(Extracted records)
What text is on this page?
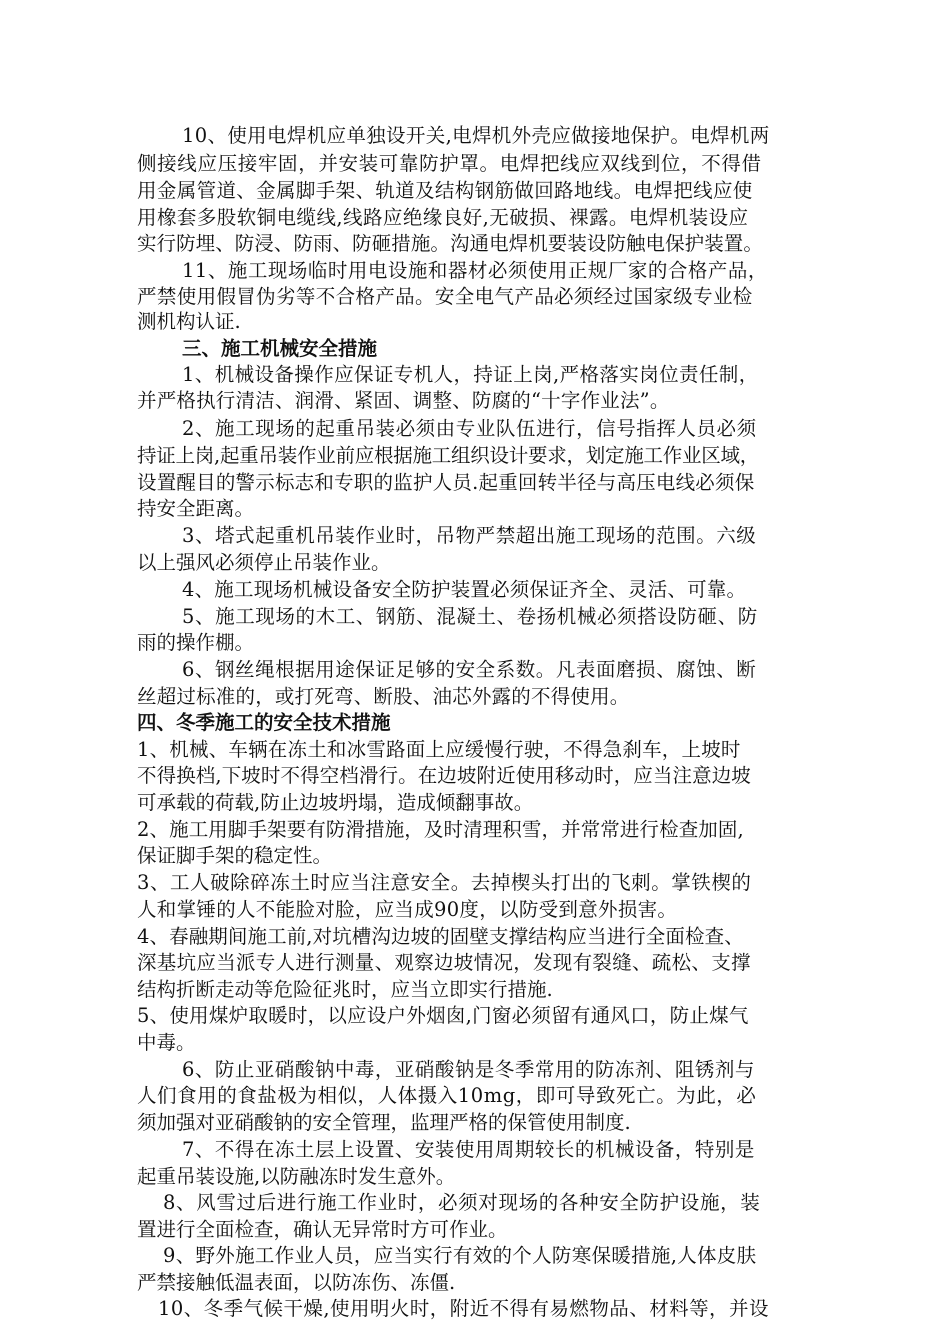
10、使用电焊机应单独设开关,电焊机外壳应做接地保护。电焊机两
侧接线应压接牢固，并安装可靠防护罩。电焊把线应双线到位，不得借
用金属管道、金属脚手架、轨道及结构钢筋做回路地线。电焊把线应使
用橡套多股软铜电缆线,线路应绝缘良好,无破损、裸露。电焊机装设应
实行防埋、防浸、防雨、防砸措施。沟通电焊机要装设防触电保护装置。
11、施工现场临时用电设施和器材必须使用正规厂家的合格产品，
严禁使用假冒伪劣等不合格产品。安全电气产品必须经过国家级专业检
测机构认证.
三、施工机械安全措施
1、机械设备操作应保证专机人，持证上岗,严格落实岗位责任制，
并严格执行清洁、润滑、紧固、调整、防腐的“十字作业法”。
2、施工现场的起重吊装必须由专业队伍进行，信号指挥人员必须
持证上岗,起重吊装作业前应根据施工组织设计要求，划定施工作业区域，
设置醒目的警示标志和专职的监护人员.起重回转半径与高压电线必须保
持安全距离。
3、塔式起重机吊装作业时，吊物严禁超出施工现场的范围。六级
以上强风必须停止吊装作业。
4、施工现场机械设备安全防护装置必须保证齐全、灵活、可靠。
5、施工现场的木工、钢筋、混凝土、卷扬机械必须搭设防砸、防
雨的操作棚。
6、钢丝绳根据用途保证足够的安全系数。凡表面磨损、腐蚀、断
丝超过标准的，或打死弯、断股、油芯外露的不得使用。
四、冬季施工的安全技术措施
1、机械、车辆在冻土和冰雪路面上应缓慢行驶，不得急刹车，上坡时
不得换档,下坡时不得空档滑行。在边坡附近使用移动时，应当注意边坡
可承载的荷载,防止边坡坍塌，造成倾翻事故。
2、施工用脚手架要有防滑措施，及时清理积雪，并常常进行检查加固,
保证脚手架的稳定性。
3、工人破除碎冻土时应当注意安全。去掉楔头打出的飞刺。掌铁楔的
人和掌锤的人不能脸对脸，应当成90度，以防受到意外损害。
4、春融期间施工前,对坑槽沟边坡的固壁支撑结构应当进行全面检查、
深基坑应当派专人进行测量、观察边坡情况，发现有裂缝、疏松、支撑
结构折断走动等危险征兆时，应当立即实行措施.
5、使用煤炉取暖时，以应设户外烟囱,门窗必须留有通风口，防止煤气
中毒。
6、防止亚硝酸钠中毒，亚硝酸钠是冬季常用的防冻剂、阻锈剂与
人们食用的食盐极为相似，人体摄入10mg，即可导致死亡。为此，必
须加强对亚硝酸钠的安全管理，监理严格的保管使用制度.
7、不得在冻土层上设置、安装使用周期较长的机械设备，特别是
起重吊装设施,以防融冻时发生意外。
8、风雪过后进行施工作业时，必须对现场的各种安全防护设施，装
置进行全面检查，确认无异常时方可作业。
9、野外施工作业人员，应当实行有效的个人防寒保暖措施,人体皮肤
严禁接触低温表面，以防冻伤、冻僵.
10、冬季气候干燥,使用明火时，附近不得有易燃物品、材料等，并设
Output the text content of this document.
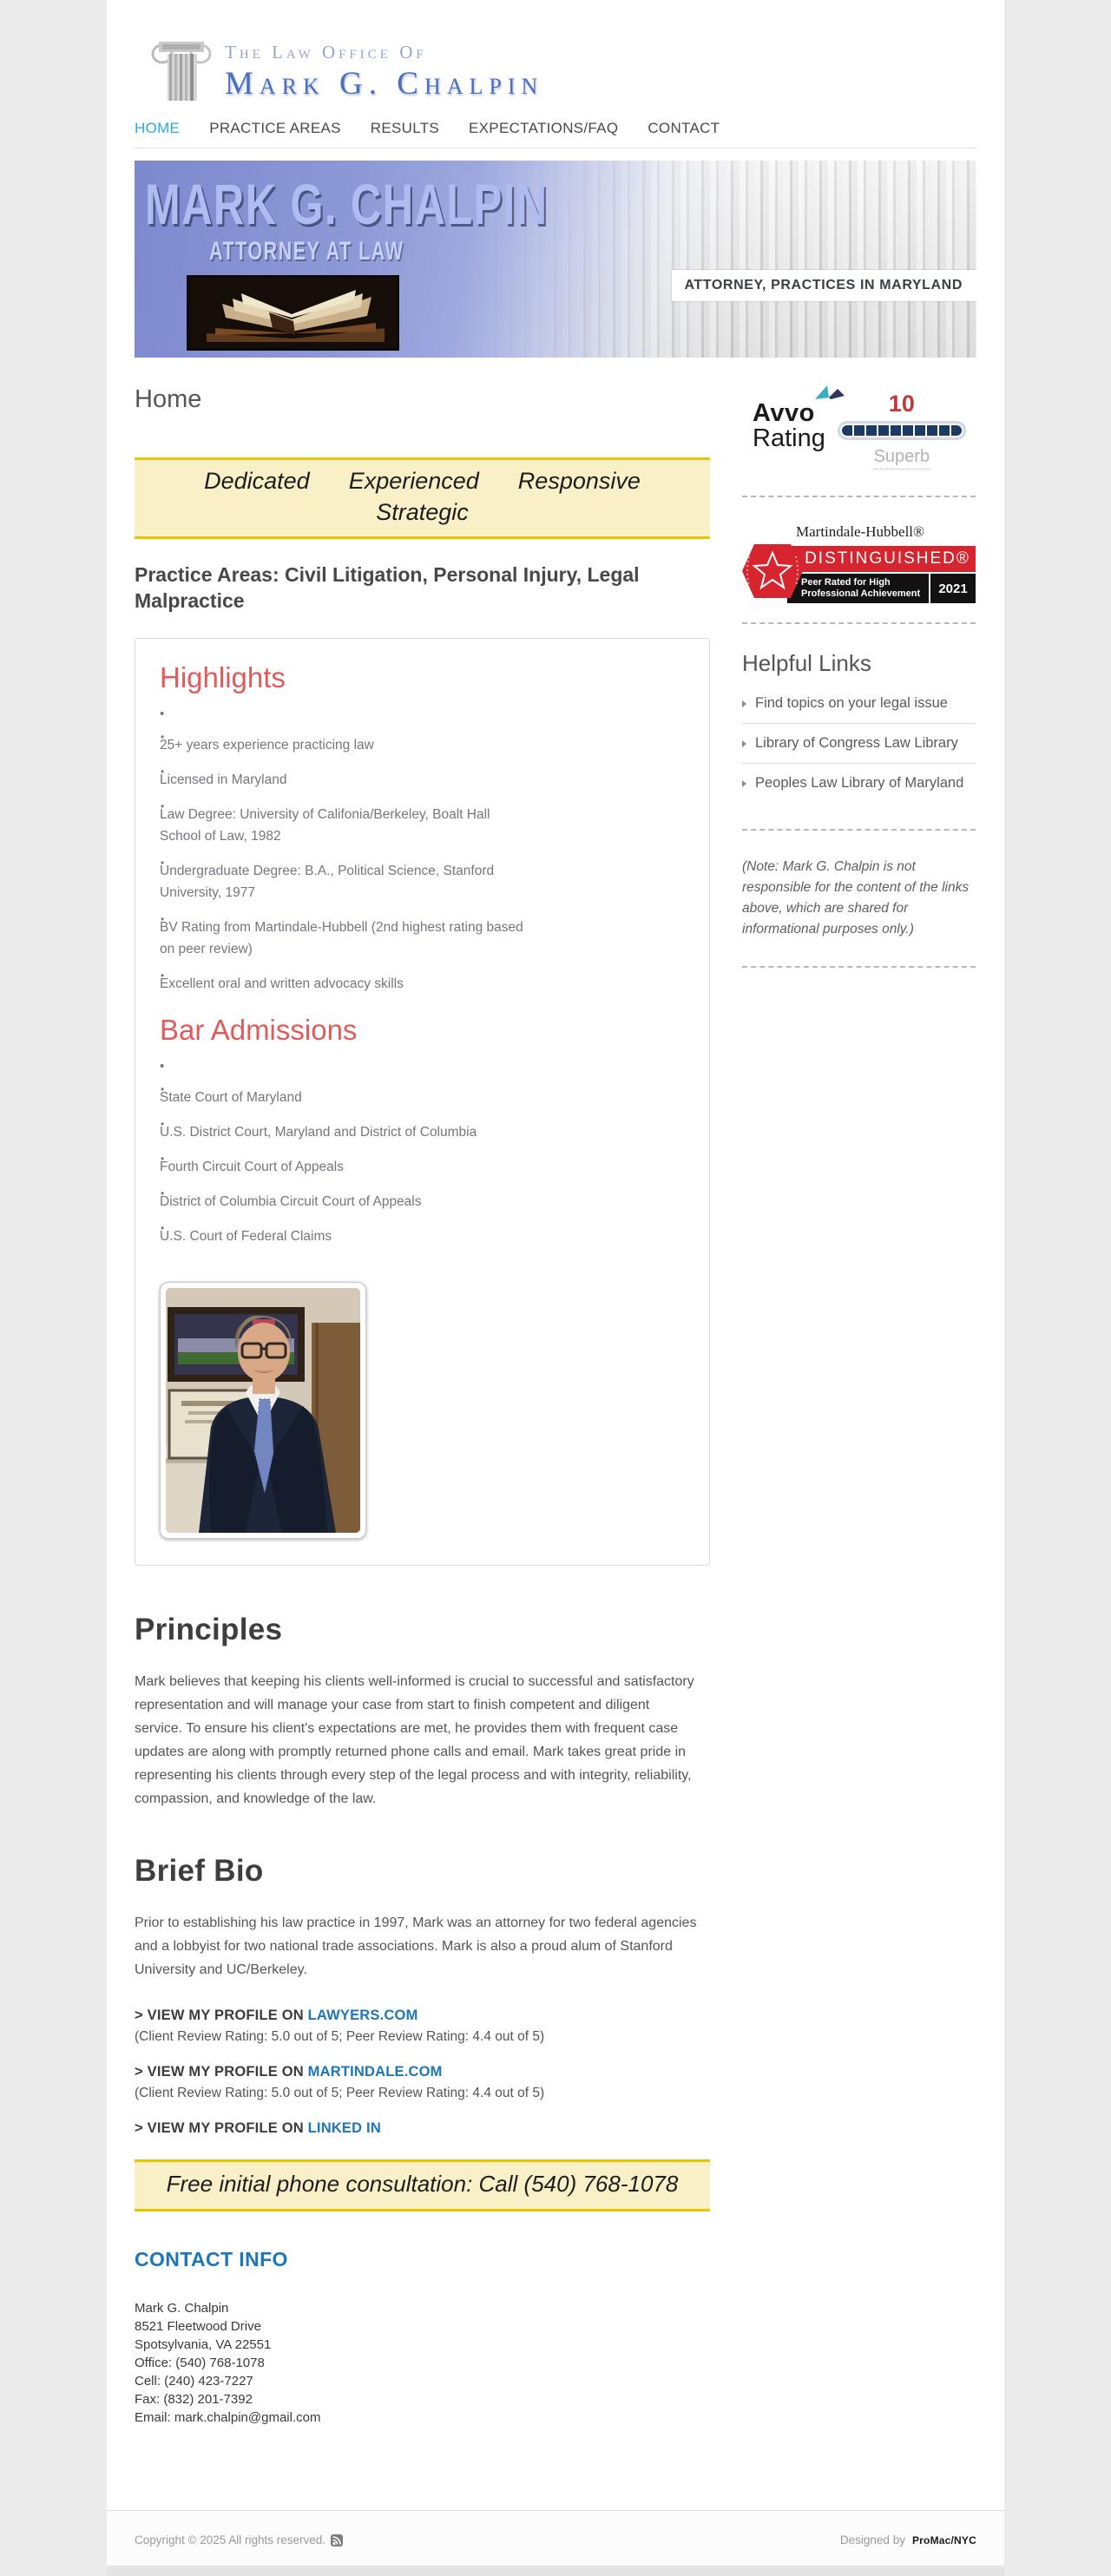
The Law Office Of
Mark G. Chalpin
HOME PRACTICE AREAS RESULTS EXPECTATIONS/FAQ CONTACT
MARK G. CHALPIN
ATTORNEY AT LAW
ATTORNEY, PRACTICES IN MARYLAND
Home
Dedicated      Experienced      Responsive
Strategic
Practice Areas: Civil Litigation, Personal Injury, Legal Malpractice
Highlights
•
• 25+ years experience practicing law
• Licensed in Maryland
• Law Degree: University of Califonia/Berkeley, Boalt Hall School of Law, 1982
• Undergraduate Degree: B.A., Political Science, Stanford University, 1977
• BV Rating from Martindale-Hubbell (2nd highest rating based on peer review)
• Excellent oral and written advocacy skills
Bar Admissions
•
• State Court of Maryland
• U.S. District Court, Maryland and District of Columbia
• Fourth Circuit Court of Appeals
• District of Columbia Circuit Court of Appeals
• U.S. Court of Federal Claims
Principles

Mark believes that keeping his clients well-informed is crucial to successful and satisfactory representation and will manage your case from start to finish competent and diligent service. To ensure his client's expectations are met, he provides them with frequent case updates are along with promptly returned phone calls and email. Mark takes great pride in representing his clients through every step of the legal process and with integrity, reliability, compassion, and knowledge of the law.

Brief Bio

Prior to establishing his law practice in 1997, Mark was an attorney for two federal agencies and a lobbyist for two national trade associations. Mark is also a proud alum of Stanford University and UC/Berkeley.

> VIEW MY PROFILE ON LAWYERS.COM
(Client Review Rating: 5.0 out of 5; Peer Review Rating: 4.4 out of 5)
> VIEW MY PROFILE ON MARTINDALE.COM
(Client Review Rating: 5.0 out of 5; Peer Review Rating: 4.4 out of 5)
> VIEW MY PROFILE ON LINKED IN
Free initial phone consultation: Call (540) 768-1078
CONTACT INFO
Mark G. Chalpin
8521 Fleetwood Drive
Spotsylvania, VA 22551
Office: (540) 768-1078
Cell: (240) 423-7227
Fax: (832) 201-7392
Email: mark.chalpin@gmail.com
Avvo
Rating
10
Superb
Martindale-Hubbell®
DISTINGUISHED®
Peer Rated for High
Professional Achievement	2021
Helpful Links
Find topics on your legal issue
Library of Congress Law Library
Peoples Law Library of Maryland

(Note: Mark G. Chalpin is not responsible for the content of the links above, which are shared for informational purposes only.)

Copyright © 2025 All rights reserved.	Designed by ProMac/NYC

(What to work on):
Transcribe all entries above exactly. Drop the pictures.

(Result):
What text is on this page?
10、使用电焊机应单独设开关,电焊机外壳应做接地保护。电焊机两
侧接线应压接牢固，并安装可靠防护罩。电焊把线应双线到位，不得借
用金属管道、金属脚手架、轨道及结构钢筋做回路地线。电焊把线应使
用橡套多股软铜电缆线,线路应绝缘良好,无破损、裸露。电焊机装设应
实行防埋、防浸、防雨、防砸措施。沟通电焊机要装设防触电保护装置。
11、施工现场临时用电设施和器材必须使用正规厂家的合格产品，
严禁使用假冒伪劣等不合格产品。安全电气产品必须经过国家级专业检
测机构认证.
三、施工机械安全措施
1、机械设备操作应保证专机人，持证上岗,严格落实岗位责任制，
并严格执行清洁、润滑、紧固、调整、防腐的“十字作业法”。
2、施工现场的起重吊装必须由专业队伍进行，信号指挥人员必须
持证上岗,起重吊装作业前应根据施工组织设计要求，划定施工作业区域，
设置醒目的警示标志和专职的监护人员.起重回转半径与高压电线必须保
持安全距离。
3、塔式起重机吊装作业时，吊物严禁超出施工现场的范围。六级
以上强风必须停止吊装作业。
4、施工现场机械设备安全防护装置必须保证齐全、灵活、可靠。
5、施工现场的木工、钢筋、混凝土、卷扬机械必须搭设防砸、防
雨的操作棚。
6、钢丝绳根据用途保证足够的安全系数。凡表面磨损、腐蚀、断
丝超过标准的，或打死弯、断股、油芯外露的不得使用。
四、冬季施工的安全技术措施
1、机械、车辆在冻土和冰雪路面上应缓慢行驶，不得急刹车，上坡时
不得换档,下坡时不得空档滑行。在边坡附近使用移动时，应当注意边坡
可承载的荷载,防止边坡坍塌，造成倾翻事故。
2、施工用脚手架要有防滑措施，及时清理积雪，并常常进行检查加固,
保证脚手架的稳定性。
3、工人破除碎冻土时应当注意安全。去掉楔头打出的飞刺。掌铁楔的
人和掌锤的人不能脸对脸，应当成90度，以防受到意外损害。
4、春融期间施工前,对坑槽沟边坡的固壁支撑结构应当进行全面检查、
深基坑应当派专人进行测量、观察边坡情况，发现有裂缝、疏松、支撑
结构折断走动等危险征兆时，应当立即实行措施.
5、使用煤炉取暖时，以应设户外烟囱,门窗必须留有通风口，防止煤气
中毒。
6、防止亚硝酸钠中毒，亚硝酸钠是冬季常用的防冻剂、阻锈剂与
人们食用的食盐极为相似，人体摄入10mg，即可导致死亡。为此，必
须加强对亚硝酸钠的安全管理，监理严格的保管使用制度.
7、不得在冻土层上设置、安装使用周期较长的机械设备，特别是
起重吊装设施,以防融冻时发生意外。
8、风雪过后进行施工作业时，必须对现场的各种安全防护设施，装
置进行全面检查，确认无异常时方可作业。
9、野外施工作业人员，应当实行有效的个人防寒保暖措施,人体皮肤
严禁接触低温表面，以防冻伤、冻僵.
10、冬季气候干燥,使用明火时，附近不得有易燃物品、材料等，并设
Output the text content of this document.
The Law Office Of
Mark G. Chalpin
HOME PRACTICE AREAS RESULTS EXPECTATIONS/FAQ CONTACT
MARK G. CHALPIN
ATTORNEY AT LAW
ATTORNEY, PRACTICES IN MARYLAND
Home
Dedicated      Experienced      Responsive
Strategic
Practice Areas: Civil Litigation, Personal Injury, Legal Malpractice
Highlights
•
• 25+ years experience practicing law
• Licensed in Maryland
• Law Degree: University of Califonia/Berkeley, Boalt Hall School of Law, 1982
• Undergraduate Degree: B.A., Political Science, Stanford University, 1977
• BV Rating from Martindale-Hubbell (2nd highest rating based on peer review)
• Excellent oral and written advocacy skills
Bar Admissions
•
• State Court of Maryland
• U.S. District Court, Maryland and District of Columbia
• Fourth Circuit Court of Appeals
• District of Columbia Circuit Court of Appeals
• U.S. Court of Federal Claims
Principles

Mark believes that keeping his clients well-informed is crucial to successful and satisfactory representation and will manage your case from start to finish competent and diligent service. To ensure his client's expectations are met, he provides them with frequent case updates are along with promptly returned phone calls and email. Mark takes great pride in representing his clients through every step of the legal process and with integrity, reliability, compassion, and knowledge of the law.

Brief Bio

Prior to establishing his law practice in 1997, Mark was an attorney for two federal agencies and a lobbyist for two national trade associations. Mark is also a proud alum of Stanford University and UC/Berkeley.

> VIEW MY PROFILE ON LAWYERS.COM
(Client Review Rating: 5.0 out of 5; Peer Review Rating: 4.4 out of 5)
> VIEW MY PROFILE ON MARTINDALE.COM
(Client Review Rating: 5.0 out of 5; Peer Review Rating: 4.4 out of 5)
> VIEW MY PROFILE ON LINKED IN
Free initial phone consultation: Call (540) 768-1078
CONTACT INFO
Mark G. Chalpin
8521 Fleetwood Drive
Spotsylvania, VA 22551
Office: (540) 768-1078
Cell: (240) 423-7227
Fax: (832) 201-7392
Email: mark.chalpin@gmail.com
Avvo
Rating
10
Superb
Martindale-Hubbell®
DISTINGUISHED®
Peer Rated for High
Professional Achievement	2021
Helpful Links
Find topics on your legal issue
Library of Congress Law Library
Peoples Law Library of Maryland

(Note: Mark G. Chalpin is not responsible for the content of the links above, which are shared for informational purposes only.)

Copyright © 2025 All rights reserved.	Designed by ProMac/NYC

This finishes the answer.